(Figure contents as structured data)
========
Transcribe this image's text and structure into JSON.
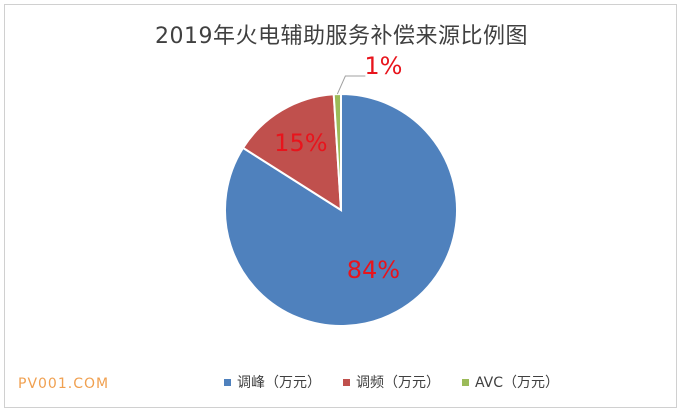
{
  "chart_data": {
    "type": "pie",
    "title": "2019年火电辅助服务补偿来源比例图",
    "categories": [
      "调峰（万元）",
      "调频（万元）",
      "AVC（万元）"
    ],
    "values": [
      84,
      15,
      1
    ],
    "data_labels": [
      "84%",
      "15%",
      "1%"
    ],
    "colors": [
      "#4f81bd",
      "#c0504d",
      "#9bbb59"
    ],
    "label_color": "#e8141c",
    "legend_position": "bottom"
  },
  "watermark": "PV001.COM"
}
========
#### [WORK INSTRUCTIONS]
Without including any picture, retype the entries exactly.

#### [CORRECT RESPONSE]
Transcribe this image's text and structure into JSON.
{
  "chart_data": {
    "type": "pie",
    "title": "2019年火电辅助服务补偿来源比例图",
    "categories": [
      "调峰（万元）",
      "调频（万元）",
      "AVC（万元）"
    ],
    "values": [
      84,
      15,
      1
    ],
    "data_labels": [
      "84%",
      "15%",
      "1%"
    ],
    "colors": [
      "#4f81bd",
      "#c0504d",
      "#9bbb59"
    ],
    "label_color": "#e8141c",
    "legend_position": "bottom"
  },
  "watermark": "PV001.COM"
}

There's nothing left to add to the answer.